▶ **Aim of the exercise**
Check every line of the entries below for the word "busy", and copy the ones that have it.

Records from a collection
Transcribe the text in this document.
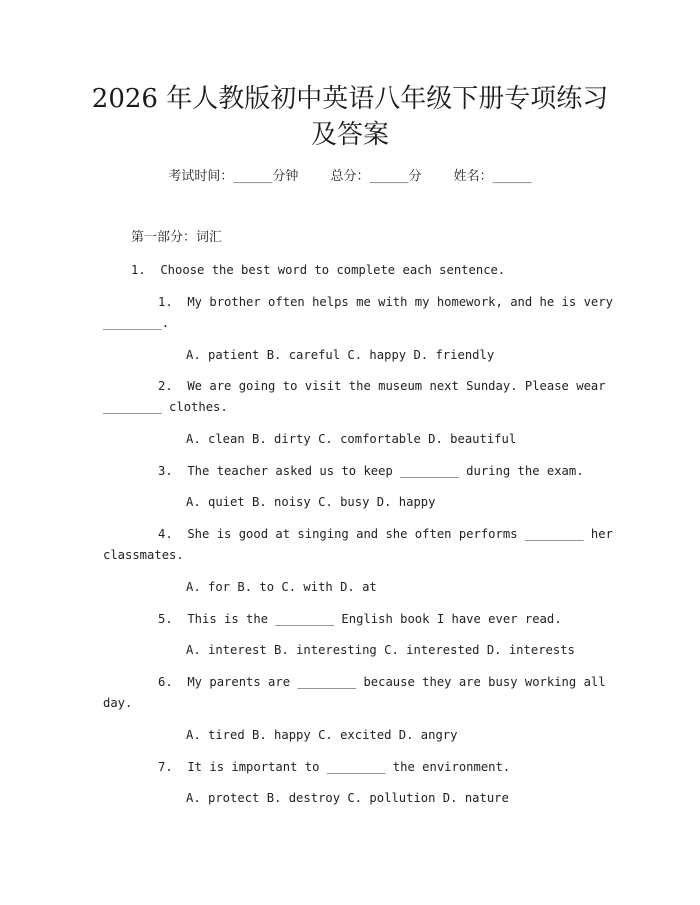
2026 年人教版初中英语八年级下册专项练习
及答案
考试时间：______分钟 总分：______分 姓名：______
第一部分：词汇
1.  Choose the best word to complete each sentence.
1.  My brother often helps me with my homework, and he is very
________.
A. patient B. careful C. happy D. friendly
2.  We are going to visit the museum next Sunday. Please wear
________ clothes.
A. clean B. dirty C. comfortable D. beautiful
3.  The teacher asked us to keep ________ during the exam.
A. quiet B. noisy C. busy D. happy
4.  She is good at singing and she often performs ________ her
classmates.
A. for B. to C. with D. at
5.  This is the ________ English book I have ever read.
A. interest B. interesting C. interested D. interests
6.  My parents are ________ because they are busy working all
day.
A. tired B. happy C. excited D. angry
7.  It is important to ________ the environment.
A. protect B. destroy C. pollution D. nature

--

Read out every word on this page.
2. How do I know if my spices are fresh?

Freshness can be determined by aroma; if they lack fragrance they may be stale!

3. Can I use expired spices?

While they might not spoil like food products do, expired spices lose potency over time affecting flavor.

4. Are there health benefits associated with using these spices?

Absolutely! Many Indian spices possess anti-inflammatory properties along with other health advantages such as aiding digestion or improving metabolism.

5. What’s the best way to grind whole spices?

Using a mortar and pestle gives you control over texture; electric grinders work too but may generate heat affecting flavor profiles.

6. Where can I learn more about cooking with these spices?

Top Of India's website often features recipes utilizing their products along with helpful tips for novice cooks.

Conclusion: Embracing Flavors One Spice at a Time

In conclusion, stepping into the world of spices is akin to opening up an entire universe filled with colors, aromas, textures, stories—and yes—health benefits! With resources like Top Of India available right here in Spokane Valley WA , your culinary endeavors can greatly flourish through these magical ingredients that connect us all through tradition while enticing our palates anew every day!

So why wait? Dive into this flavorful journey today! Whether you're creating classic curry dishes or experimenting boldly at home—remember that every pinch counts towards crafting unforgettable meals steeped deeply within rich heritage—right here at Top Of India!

▶ **Final answer**
A. quiet B. noisy C. busy D. happy
6.  My parents are ________ because they are busy working all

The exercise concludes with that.